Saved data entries
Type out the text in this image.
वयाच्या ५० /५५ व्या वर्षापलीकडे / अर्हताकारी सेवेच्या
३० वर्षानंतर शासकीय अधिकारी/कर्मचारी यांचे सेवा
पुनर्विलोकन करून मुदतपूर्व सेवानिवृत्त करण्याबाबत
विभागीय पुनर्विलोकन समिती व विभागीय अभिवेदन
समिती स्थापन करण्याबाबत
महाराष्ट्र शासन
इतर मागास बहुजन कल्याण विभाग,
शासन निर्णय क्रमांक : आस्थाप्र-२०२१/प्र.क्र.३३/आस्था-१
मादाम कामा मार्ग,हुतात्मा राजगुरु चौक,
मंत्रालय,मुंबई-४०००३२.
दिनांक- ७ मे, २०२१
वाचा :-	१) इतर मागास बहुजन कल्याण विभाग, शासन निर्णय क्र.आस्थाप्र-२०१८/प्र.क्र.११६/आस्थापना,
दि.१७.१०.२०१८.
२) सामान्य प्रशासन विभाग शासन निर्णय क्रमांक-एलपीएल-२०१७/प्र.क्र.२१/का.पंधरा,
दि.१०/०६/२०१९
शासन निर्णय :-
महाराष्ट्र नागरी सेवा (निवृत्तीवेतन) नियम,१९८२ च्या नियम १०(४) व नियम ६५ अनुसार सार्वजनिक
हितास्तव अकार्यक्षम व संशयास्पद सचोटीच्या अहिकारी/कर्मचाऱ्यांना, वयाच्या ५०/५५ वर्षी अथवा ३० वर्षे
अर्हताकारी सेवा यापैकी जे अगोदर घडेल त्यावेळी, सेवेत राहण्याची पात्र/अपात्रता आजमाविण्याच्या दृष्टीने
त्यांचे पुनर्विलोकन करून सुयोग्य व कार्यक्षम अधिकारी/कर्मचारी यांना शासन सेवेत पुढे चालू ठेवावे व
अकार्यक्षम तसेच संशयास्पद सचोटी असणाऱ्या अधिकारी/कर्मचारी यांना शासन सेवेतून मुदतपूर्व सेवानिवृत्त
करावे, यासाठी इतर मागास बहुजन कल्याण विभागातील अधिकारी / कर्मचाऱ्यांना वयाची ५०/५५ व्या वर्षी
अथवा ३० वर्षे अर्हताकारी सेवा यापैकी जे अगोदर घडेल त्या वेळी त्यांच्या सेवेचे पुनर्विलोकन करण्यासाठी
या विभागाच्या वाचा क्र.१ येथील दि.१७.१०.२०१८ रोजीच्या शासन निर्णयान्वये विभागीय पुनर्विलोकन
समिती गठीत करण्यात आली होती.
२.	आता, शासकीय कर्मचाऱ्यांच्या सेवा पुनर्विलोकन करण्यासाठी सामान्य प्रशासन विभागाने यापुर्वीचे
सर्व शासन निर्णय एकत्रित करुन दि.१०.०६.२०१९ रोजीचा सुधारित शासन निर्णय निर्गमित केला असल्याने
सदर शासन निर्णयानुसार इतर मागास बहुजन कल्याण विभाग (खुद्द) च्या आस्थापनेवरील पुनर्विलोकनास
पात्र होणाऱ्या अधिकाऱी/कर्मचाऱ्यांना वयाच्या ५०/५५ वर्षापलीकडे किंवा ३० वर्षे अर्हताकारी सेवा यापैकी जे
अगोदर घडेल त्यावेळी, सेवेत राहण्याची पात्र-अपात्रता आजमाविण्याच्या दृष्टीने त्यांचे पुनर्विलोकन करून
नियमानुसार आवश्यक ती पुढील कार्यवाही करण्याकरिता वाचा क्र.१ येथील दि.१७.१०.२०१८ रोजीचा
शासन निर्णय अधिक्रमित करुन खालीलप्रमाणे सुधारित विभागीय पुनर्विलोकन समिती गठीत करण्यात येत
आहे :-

> Task statement
Retype the material in full, character for character.

> Solution for this problem
Type out the text in this image.
वयाच्या ५० /५५ व्या वर्षापलीकडे / अर्हताकारी सेवेच्या
३० वर्षानंतर शासकीय अधिकारी/कर्मचारी यांचे सेवा
पुनर्विलोकन करून मुदतपूर्व सेवानिवृत्त करण्याबाबत
विभागीय पुनर्विलोकन समिती व विभागीय अभिवेदन
समिती स्थापन करण्याबाबत
महाराष्ट्र शासन
इतर मागास बहुजन कल्याण विभाग,
शासन निर्णय क्रमांक : आस्थाप्र-२०२१/प्र.क्र.३३/आस्था-१
मादाम कामा मार्ग,हुतात्मा राजगुरु चौक,
मंत्रालय,मुंबई-४०००३२.
दिनांक- ७ मे, २०२१
वाचा :-	१) इतर मागास बहुजन कल्याण विभाग, शासन निर्णय क्र.आस्थाप्र-२०१८/प्र.क्र.११६/आस्थापना,
दि.१७.१०.२०१८.
२) सामान्य प्रशासन विभाग शासन निर्णय क्रमांक-एलपीएल-२०१७/प्र.क्र.२१/का.पंधरा,
दि.१०/०६/२०१९
शासन निर्णय :-
महाराष्ट्र नागरी सेवा (निवृत्तीवेतन) नियम,१९८२ च्या नियम १०(४) व नियम ६५ अनुसार सार्वजनिक
हितास्तव अकार्यक्षम व संशयास्पद सचोटीच्या अहिकारी/कर्मचाऱ्यांना, वयाच्या ५०/५५ वर्षी अथवा ३० वर्षे
अर्हताकारी सेवा यापैकी जे अगोदर घडेल त्यावेळी, सेवेत राहण्याची पात्र/अपात्रता आजमाविण्याच्या दृष्टीने
त्यांचे पुनर्विलोकन करून सुयोग्य व कार्यक्षम अधिकारी/कर्मचारी यांना शासन सेवेत पुढे चालू ठेवावे व
अकार्यक्षम तसेच संशयास्पद सचोटी असणाऱ्या अधिकारी/कर्मचारी यांना शासन सेवेतून मुदतपूर्व सेवानिवृत्त
करावे, यासाठी इतर मागास बहुजन कल्याण विभागातील अधिकारी / कर्मचाऱ्यांना वयाची ५०/५५ व्या वर्षी
अथवा ३० वर्षे अर्हताकारी सेवा यापैकी जे अगोदर घडेल त्या वेळी त्यांच्या सेवेचे पुनर्विलोकन करण्यासाठी
या विभागाच्या वाचा क्र.१ येथील दि.१७.१०.२०१८ रोजीच्या शासन निर्णयान्वये विभागीय पुनर्विलोकन
समिती गठीत करण्यात आली होती.
२.	आता, शासकीय कर्मचाऱ्यांच्या सेवा पुनर्विलोकन करण्यासाठी सामान्य प्रशासन विभागाने यापुर्वीचे
सर्व शासन निर्णय एकत्रित करुन दि.१०.०६.२०१९ रोजीचा सुधारित शासन निर्णय निर्गमित केला असल्याने
सदर शासन निर्णयानुसार इतर मागास बहुजन कल्याण विभाग (खुद्द) च्या आस्थापनेवरील पुनर्विलोकनास
पात्र होणाऱ्या अधिकाऱी/कर्मचाऱ्यांना वयाच्या ५०/५५ वर्षापलीकडे किंवा ३० वर्षे अर्हताकारी सेवा यापैकी जे
अगोदर घडेल त्यावेळी, सेवेत राहण्याची पात्र-अपात्रता आजमाविण्याच्या दृष्टीने त्यांचे पुनर्विलोकन करून
नियमानुसार आवश्यक ती पुढील कार्यवाही करण्याकरिता वाचा क्र.१ येथील दि.१७.१०.२०१८ रोजीचा
शासन निर्णय अधिक्रमित करुन खालीलप्रमाणे सुधारित विभागीय पुनर्विलोकन समिती गठीत करण्यात येत
आहे :-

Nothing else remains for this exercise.